SUPPLIED DATA:

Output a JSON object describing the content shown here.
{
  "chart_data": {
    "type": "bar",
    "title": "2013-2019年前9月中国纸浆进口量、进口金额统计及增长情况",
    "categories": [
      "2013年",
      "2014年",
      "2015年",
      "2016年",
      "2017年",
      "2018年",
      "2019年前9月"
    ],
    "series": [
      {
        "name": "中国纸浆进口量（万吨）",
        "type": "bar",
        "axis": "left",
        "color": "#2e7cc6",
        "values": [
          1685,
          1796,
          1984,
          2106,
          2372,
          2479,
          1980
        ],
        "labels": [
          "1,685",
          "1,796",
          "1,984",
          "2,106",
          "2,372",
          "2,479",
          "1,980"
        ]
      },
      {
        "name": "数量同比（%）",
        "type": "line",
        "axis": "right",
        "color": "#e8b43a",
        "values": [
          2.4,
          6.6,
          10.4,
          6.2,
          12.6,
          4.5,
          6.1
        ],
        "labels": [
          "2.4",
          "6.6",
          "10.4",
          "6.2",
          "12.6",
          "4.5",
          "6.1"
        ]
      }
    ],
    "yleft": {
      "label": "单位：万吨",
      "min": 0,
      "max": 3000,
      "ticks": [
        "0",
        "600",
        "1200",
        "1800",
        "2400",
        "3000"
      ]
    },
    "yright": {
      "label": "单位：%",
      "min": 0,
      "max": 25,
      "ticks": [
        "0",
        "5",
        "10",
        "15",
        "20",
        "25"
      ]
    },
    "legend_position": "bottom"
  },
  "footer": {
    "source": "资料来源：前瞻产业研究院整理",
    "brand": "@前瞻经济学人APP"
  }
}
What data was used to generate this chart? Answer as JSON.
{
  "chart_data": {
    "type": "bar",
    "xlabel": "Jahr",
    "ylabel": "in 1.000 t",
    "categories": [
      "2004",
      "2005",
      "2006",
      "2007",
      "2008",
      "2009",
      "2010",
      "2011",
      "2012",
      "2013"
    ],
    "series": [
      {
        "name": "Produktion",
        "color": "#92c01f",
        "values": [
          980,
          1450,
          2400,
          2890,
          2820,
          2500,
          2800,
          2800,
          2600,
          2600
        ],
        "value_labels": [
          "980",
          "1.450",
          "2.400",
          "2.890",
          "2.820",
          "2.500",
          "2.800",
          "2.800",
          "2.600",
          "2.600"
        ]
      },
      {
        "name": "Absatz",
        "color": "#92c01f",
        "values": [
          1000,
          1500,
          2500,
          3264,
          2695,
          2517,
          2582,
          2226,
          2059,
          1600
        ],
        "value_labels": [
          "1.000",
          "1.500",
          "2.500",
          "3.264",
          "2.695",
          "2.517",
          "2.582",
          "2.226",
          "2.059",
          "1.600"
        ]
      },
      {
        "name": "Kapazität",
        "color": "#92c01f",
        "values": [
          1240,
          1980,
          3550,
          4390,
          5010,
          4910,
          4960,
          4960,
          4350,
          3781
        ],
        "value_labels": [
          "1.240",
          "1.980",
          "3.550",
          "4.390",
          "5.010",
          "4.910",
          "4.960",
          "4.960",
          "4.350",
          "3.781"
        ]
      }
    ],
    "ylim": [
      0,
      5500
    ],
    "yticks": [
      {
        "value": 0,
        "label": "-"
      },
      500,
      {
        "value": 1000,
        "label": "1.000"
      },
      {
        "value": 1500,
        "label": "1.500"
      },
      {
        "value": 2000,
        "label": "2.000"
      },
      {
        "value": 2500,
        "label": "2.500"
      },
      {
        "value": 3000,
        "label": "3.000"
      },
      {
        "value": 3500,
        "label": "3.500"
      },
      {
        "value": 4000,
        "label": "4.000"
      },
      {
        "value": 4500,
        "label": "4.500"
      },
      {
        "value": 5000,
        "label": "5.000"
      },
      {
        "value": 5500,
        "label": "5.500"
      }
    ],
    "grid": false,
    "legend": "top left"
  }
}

WHAT THE TASK ASKS: All of the entries must be written out exactly as they stand.

EXPECTED ANSWER:
Output a JSON object describing the content shown here.
{
  "chart_data": {
    "type": "bar",
    "title": "2013-2019年前9月中国纸浆进口量、进口金额统计及增长情况",
    "categories": [
      "2013年",
      "2014年",
      "2015年",
      "2016年",
      "2017年",
      "2018年",
      "2019年前9月"
    ],
    "series": [
      {
        "name": "中国纸浆进口量（万吨）",
        "type": "bar",
        "axis": "left",
        "color": "#2e7cc6",
        "values": [
          1685,
          1796,
          1984,
          2106,
          2372,
          2479,
          1980
        ],
        "labels": [
          "1,685",
          "1,796",
          "1,984",
          "2,106",
          "2,372",
          "2,479",
          "1,980"
        ]
      },
      {
        "name": "数量同比（%）",
        "type": "line",
        "axis": "right",
        "color": "#e8b43a",
        "values": [
          2.4,
          6.6,
          10.4,
          6.2,
          12.6,
          4.5,
          6.1
        ],
        "labels": [
          "2.4",
          "6.6",
          "10.4",
          "6.2",
          "12.6",
          "4.5",
          "6.1"
        ]
      }
    ],
    "yleft": {
      "label": "单位：万吨",
      "min": 0,
      "max": 3000,
      "ticks": [
        "0",
        "600",
        "1200",
        "1800",
        "2400",
        "3000"
      ]
    },
    "yright": {
      "label": "单位：%",
      "min": 0,
      "max": 25,
      "ticks": [
        "0",
        "5",
        "10",
        "15",
        "20",
        "25"
      ]
    },
    "legend_position": "bottom"
  },
  "footer": {
    "source": "资料来源：前瞻产业研究院整理",
    "brand": "@前瞻经济学人APP"
  }
}
What data was used to generate this chart? Answer as JSON.
{
  "chart_data": {
    "type": "bar",
    "xlabel": "Jahr",
    "ylabel": "in 1.000 t",
    "categories": [
      "2004",
      "2005",
      "2006",
      "2007",
      "2008",
      "2009",
      "2010",
      "2011",
      "2012",
      "2013"
    ],
    "series": [
      {
        "name": "Produktion",
        "color": "#92c01f",
        "values": [
          980,
          1450,
          2400,
          2890,
          2820,
          2500,
          2800,
          2800,
          2600,
          2600
        ],
        "value_labels": [
          "980",
          "1.450",
          "2.400",
          "2.890",
          "2.820",
          "2.500",
          "2.800",
          "2.800",
          "2.600",
          "2.600"
        ]
      },
      {
        "name": "Absatz",
        "color": "#92c01f",
        "values": [
          1000,
          1500,
          2500,
          3264,
          2695,
          2517,
          2582,
          2226,
          2059,
          1600
        ],
        "value_labels": [
          "1.000",
          "1.500",
          "2.500",
          "3.264",
          "2.695",
          "2.517",
          "2.582",
          "2.226",
          "2.059",
          "1.600"
        ]
      },
      {
        "name": "Kapazität",
        "color": "#92c01f",
        "values": [
          1240,
          1980,
          3550,
          4390,
          5010,
          4910,
          4960,
          4960,
          4350,
          3781
        ],
        "value_labels": [
          "1.240",
          "1.980",
          "3.550",
          "4.390",
          "5.010",
          "4.910",
          "4.960",
          "4.960",
          "4.350",
          "3.781"
        ]
      }
    ],
    "ylim": [
      0,
      5500
    ],
    "yticks": [
      {
        "value": 0,
        "label": "-"
      },
      500,
      {
        "value": 1000,
        "label": "1.000"
      },
      {
        "value": 1500,
        "label": "1.500"
      },
      {
        "value": 2000,
        "label": "2.000"
      },
      {
        "value": 2500,
        "label": "2.500"
      },
      {
        "value": 3000,
        "label": "3.000"
      },
      {
        "value": 3500,
        "label": "3.500"
      },
      {
        "value": 4000,
        "label": "4.000"
      },
      {
        "value": 4500,
        "label": "4.500"
      },
      {
        "value": 5000,
        "label": "5.000"
      },
      {
        "value": 5500,
        "label": "5.500"
      }
    ],
    "grid": false,
    "legend": "top left"
  }
}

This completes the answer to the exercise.